» GIVEN REQUEST: Please give the entries again in full and exactly, without any picture.

..........

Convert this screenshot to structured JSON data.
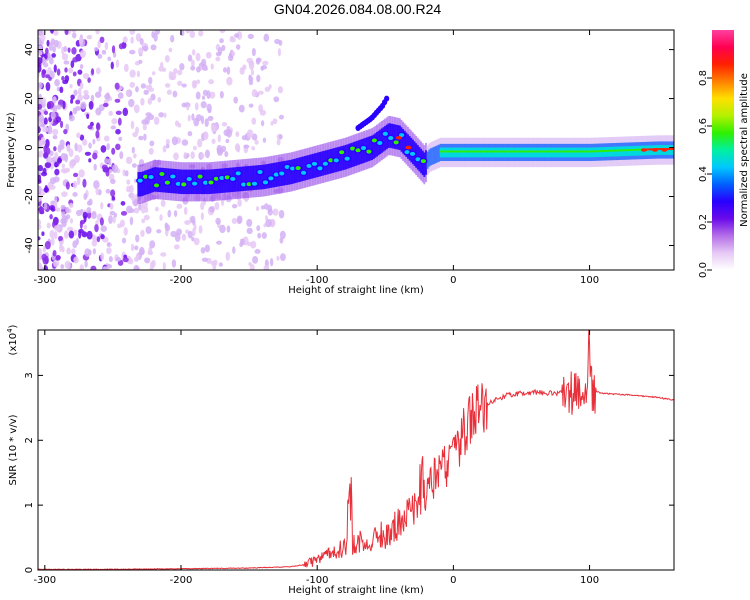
{
  "title": "GN04.2026.084.08.00.R24",
  "chart_data": [
    {
      "type": "heatmap",
      "title": "GN04.2026.084.08.00.R24",
      "xlabel": "Height of straight line (km)",
      "ylabel": "Frequency (Hz)",
      "xlim": [
        -305,
        162
      ],
      "ylim": [
        -50,
        48
      ],
      "xticks": [
        "-300",
        "-200",
        "-100",
        "0",
        "100"
      ],
      "yticks": [
        "-40",
        "-20",
        "0",
        "20",
        "40"
      ],
      "colorbar": {
        "label": "Normalized spectral amplitude",
        "range": [
          0,
          1
        ],
        "ticks": [
          "0.0",
          "0.2",
          "0.4",
          "0.6",
          "0.8"
        ],
        "colors": [
          "#ffffff",
          "#e6c8f5",
          "#b46ee8",
          "#6a0aea",
          "#2800ff",
          "#0060ff",
          "#00c8ff",
          "#00f0a0",
          "#30f000",
          "#b4f000",
          "#ffe000",
          "#ff8000",
          "#ff2000",
          "#ff0050",
          "#ff40a0"
        ]
      },
      "ridge": {
        "x": [
          -230,
          -220,
          -200,
          -180,
          -160,
          -140,
          -120,
          -100,
          -80,
          -60,
          -48,
          -40,
          -30,
          -22,
          -18,
          -10,
          0,
          50,
          100,
          150,
          162
        ],
        "y": [
          -15,
          -13,
          -14,
          -14,
          -13,
          -12,
          -10,
          -7,
          -4,
          0,
          5,
          4,
          -2,
          -7,
          -4,
          -2,
          -2,
          -2,
          -2,
          -1,
          -1
        ]
      },
      "secondary_branch": {
        "x": [
          -70,
          -60,
          -52,
          -48
        ],
        "y": [
          8,
          12,
          17,
          21
        ]
      }
    },
    {
      "type": "line",
      "xlabel": "Height of straight line (km)",
      "ylabel": "SNR (10 * v/v)",
      "y_scale_label": "(x10",
      "y_scale_exponent": "4",
      "xlim": [
        -305,
        162
      ],
      "ylim": [
        0,
        3.7
      ],
      "xticks": [
        "-300",
        "-200",
        "-100",
        "0",
        "100"
      ],
      "yticks": [
        "0",
        "1",
        "2",
        "3"
      ],
      "series": [
        {
          "name": "SNR",
          "color": "#e8303a",
          "x": [
            -305,
            -250,
            -200,
            -150,
            -120,
            -110,
            -100,
            -90,
            -80,
            -70,
            -60,
            -50,
            -40,
            -30,
            -20,
            -10,
            0,
            10,
            20,
            30,
            40,
            50,
            60,
            70,
            80,
            90,
            95,
            100,
            105,
            110,
            120,
            130,
            140,
            150,
            162
          ],
          "y": [
            0.01,
            0.01,
            0.02,
            0.03,
            0.05,
            0.08,
            0.15,
            0.25,
            0.35,
            0.42,
            0.45,
            0.55,
            0.7,
            0.95,
            1.2,
            1.5,
            1.8,
            2.2,
            2.5,
            2.62,
            2.7,
            2.72,
            2.74,
            2.73,
            2.72,
            2.72,
            2.75,
            2.8,
            2.75,
            2.72,
            2.71,
            2.7,
            2.68,
            2.66,
            2.62
          ]
        }
      ]
    }
  ]
}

..........

» RESPONSE TO THE TASK:
Convert this screenshot to structured JSON data.
{
  "title": "GN04.2026.084.08.00.R24",
  "chart_data": [
    {
      "type": "heatmap",
      "title": "GN04.2026.084.08.00.R24",
      "xlabel": "Height of straight line (km)",
      "ylabel": "Frequency (Hz)",
      "xlim": [
        -305,
        162
      ],
      "ylim": [
        -50,
        48
      ],
      "xticks": [
        "-300",
        "-200",
        "-100",
        "0",
        "100"
      ],
      "yticks": [
        "-40",
        "-20",
        "0",
        "20",
        "40"
      ],
      "colorbar": {
        "label": "Normalized spectral amplitude",
        "range": [
          0,
          1
        ],
        "ticks": [
          "0.0",
          "0.2",
          "0.4",
          "0.6",
          "0.8"
        ],
        "colors": [
          "#ffffff",
          "#e6c8f5",
          "#b46ee8",
          "#6a0aea",
          "#2800ff",
          "#0060ff",
          "#00c8ff",
          "#00f0a0",
          "#30f000",
          "#b4f000",
          "#ffe000",
          "#ff8000",
          "#ff2000",
          "#ff0050",
          "#ff40a0"
        ]
      },
      "ridge": {
        "x": [
          -230,
          -220,
          -200,
          -180,
          -160,
          -140,
          -120,
          -100,
          -80,
          -60,
          -48,
          -40,
          -30,
          -22,
          -18,
          -10,
          0,
          50,
          100,
          150,
          162
        ],
        "y": [
          -15,
          -13,
          -14,
          -14,
          -13,
          -12,
          -10,
          -7,
          -4,
          0,
          5,
          4,
          -2,
          -7,
          -4,
          -2,
          -2,
          -2,
          -2,
          -1,
          -1
        ]
      },
      "secondary_branch": {
        "x": [
          -70,
          -60,
          -52,
          -48
        ],
        "y": [
          8,
          12,
          17,
          21
        ]
      }
    },
    {
      "type": "line",
      "xlabel": "Height of straight line (km)",
      "ylabel": "SNR (10 * v/v)",
      "y_scale_label": "(x10",
      "y_scale_exponent": "4",
      "xlim": [
        -305,
        162
      ],
      "ylim": [
        0,
        3.7
      ],
      "xticks": [
        "-300",
        "-200",
        "-100",
        "0",
        "100"
      ],
      "yticks": [
        "0",
        "1",
        "2",
        "3"
      ],
      "series": [
        {
          "name": "SNR",
          "color": "#e8303a",
          "x": [
            -305,
            -250,
            -200,
            -150,
            -120,
            -110,
            -100,
            -90,
            -80,
            -70,
            -60,
            -50,
            -40,
            -30,
            -20,
            -10,
            0,
            10,
            20,
            30,
            40,
            50,
            60,
            70,
            80,
            90,
            95,
            100,
            105,
            110,
            120,
            130,
            140,
            150,
            162
          ],
          "y": [
            0.01,
            0.01,
            0.02,
            0.03,
            0.05,
            0.08,
            0.15,
            0.25,
            0.35,
            0.42,
            0.45,
            0.55,
            0.7,
            0.95,
            1.2,
            1.5,
            1.8,
            2.2,
            2.5,
            2.62,
            2.7,
            2.72,
            2.74,
            2.73,
            2.72,
            2.72,
            2.75,
            2.8,
            2.75,
            2.72,
            2.71,
            2.7,
            2.68,
            2.66,
            2.62
          ]
        }
      ]
    }
  ]
}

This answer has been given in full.